**Exercise**. Go through the material below and copy all lines with "使用指定的遠端桌面授權伺服器".

**Entries from a dataset**.
....................

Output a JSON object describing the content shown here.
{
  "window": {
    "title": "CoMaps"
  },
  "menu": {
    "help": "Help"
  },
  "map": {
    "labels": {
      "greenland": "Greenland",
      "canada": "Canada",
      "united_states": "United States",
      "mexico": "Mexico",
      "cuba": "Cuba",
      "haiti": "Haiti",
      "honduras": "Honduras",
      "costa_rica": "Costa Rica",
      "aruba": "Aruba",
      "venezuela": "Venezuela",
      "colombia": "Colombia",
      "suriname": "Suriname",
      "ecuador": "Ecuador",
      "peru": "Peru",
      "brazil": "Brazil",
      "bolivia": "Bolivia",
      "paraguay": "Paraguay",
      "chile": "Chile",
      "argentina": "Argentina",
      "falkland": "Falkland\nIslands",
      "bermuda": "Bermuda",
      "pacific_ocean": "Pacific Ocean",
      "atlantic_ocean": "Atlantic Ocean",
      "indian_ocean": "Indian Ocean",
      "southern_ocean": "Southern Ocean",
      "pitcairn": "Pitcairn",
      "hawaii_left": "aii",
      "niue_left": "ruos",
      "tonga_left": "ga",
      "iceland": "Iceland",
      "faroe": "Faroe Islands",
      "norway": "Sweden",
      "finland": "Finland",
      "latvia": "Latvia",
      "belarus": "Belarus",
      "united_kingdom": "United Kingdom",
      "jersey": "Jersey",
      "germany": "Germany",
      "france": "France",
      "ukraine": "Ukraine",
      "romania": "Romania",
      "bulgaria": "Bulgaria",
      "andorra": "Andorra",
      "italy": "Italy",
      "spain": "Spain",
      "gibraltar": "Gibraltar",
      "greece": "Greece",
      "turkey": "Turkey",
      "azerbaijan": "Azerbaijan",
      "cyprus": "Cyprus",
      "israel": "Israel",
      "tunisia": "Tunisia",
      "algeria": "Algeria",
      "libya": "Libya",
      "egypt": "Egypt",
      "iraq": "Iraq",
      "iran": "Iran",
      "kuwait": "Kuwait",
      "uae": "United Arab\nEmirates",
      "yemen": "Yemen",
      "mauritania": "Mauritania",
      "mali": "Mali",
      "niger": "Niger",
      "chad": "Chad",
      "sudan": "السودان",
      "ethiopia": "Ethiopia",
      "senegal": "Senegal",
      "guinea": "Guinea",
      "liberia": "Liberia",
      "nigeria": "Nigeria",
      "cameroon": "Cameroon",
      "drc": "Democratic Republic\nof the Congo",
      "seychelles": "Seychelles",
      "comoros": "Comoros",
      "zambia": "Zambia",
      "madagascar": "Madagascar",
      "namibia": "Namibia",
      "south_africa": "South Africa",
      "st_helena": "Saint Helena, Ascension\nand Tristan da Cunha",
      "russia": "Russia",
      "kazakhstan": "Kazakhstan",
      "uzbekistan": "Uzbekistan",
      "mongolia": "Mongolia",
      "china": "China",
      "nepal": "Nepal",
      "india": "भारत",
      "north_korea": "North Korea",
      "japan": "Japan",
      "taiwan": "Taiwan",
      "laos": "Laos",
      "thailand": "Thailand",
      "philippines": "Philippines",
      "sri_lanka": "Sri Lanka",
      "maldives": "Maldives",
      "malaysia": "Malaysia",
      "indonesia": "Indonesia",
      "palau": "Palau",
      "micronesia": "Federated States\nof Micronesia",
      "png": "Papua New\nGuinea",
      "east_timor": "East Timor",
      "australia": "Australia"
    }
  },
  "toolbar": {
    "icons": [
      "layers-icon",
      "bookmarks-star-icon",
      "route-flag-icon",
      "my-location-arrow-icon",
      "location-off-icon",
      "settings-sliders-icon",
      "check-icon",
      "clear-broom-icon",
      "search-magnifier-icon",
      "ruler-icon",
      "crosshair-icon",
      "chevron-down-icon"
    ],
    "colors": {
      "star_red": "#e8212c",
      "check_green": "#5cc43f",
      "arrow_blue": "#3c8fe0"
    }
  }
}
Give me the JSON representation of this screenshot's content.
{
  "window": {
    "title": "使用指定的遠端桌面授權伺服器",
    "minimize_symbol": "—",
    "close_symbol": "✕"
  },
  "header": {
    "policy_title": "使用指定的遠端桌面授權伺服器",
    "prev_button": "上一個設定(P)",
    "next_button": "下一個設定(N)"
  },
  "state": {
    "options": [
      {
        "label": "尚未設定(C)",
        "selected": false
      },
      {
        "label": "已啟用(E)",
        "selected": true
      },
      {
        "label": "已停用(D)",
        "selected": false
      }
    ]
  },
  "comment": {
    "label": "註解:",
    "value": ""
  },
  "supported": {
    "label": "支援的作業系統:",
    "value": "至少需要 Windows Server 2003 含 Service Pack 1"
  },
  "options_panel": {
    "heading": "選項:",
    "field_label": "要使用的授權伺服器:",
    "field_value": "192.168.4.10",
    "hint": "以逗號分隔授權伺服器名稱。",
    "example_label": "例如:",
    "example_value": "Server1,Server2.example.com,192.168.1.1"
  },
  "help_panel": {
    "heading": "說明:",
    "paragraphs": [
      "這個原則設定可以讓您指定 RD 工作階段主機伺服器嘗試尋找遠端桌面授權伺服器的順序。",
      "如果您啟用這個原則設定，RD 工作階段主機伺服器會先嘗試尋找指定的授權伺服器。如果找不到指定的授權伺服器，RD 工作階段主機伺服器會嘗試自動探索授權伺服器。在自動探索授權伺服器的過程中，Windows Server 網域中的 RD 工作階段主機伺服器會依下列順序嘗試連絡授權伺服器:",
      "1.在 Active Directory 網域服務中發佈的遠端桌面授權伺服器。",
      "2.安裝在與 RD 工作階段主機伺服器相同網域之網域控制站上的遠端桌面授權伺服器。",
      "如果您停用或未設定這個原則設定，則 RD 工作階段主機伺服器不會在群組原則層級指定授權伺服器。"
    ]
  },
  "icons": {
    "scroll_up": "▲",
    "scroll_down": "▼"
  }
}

....................

**Answer to this exercise**.
    "title": "使用指定的遠端桌面授權伺服器",
    "policy_title": "使用指定的遠端桌面授權伺服器",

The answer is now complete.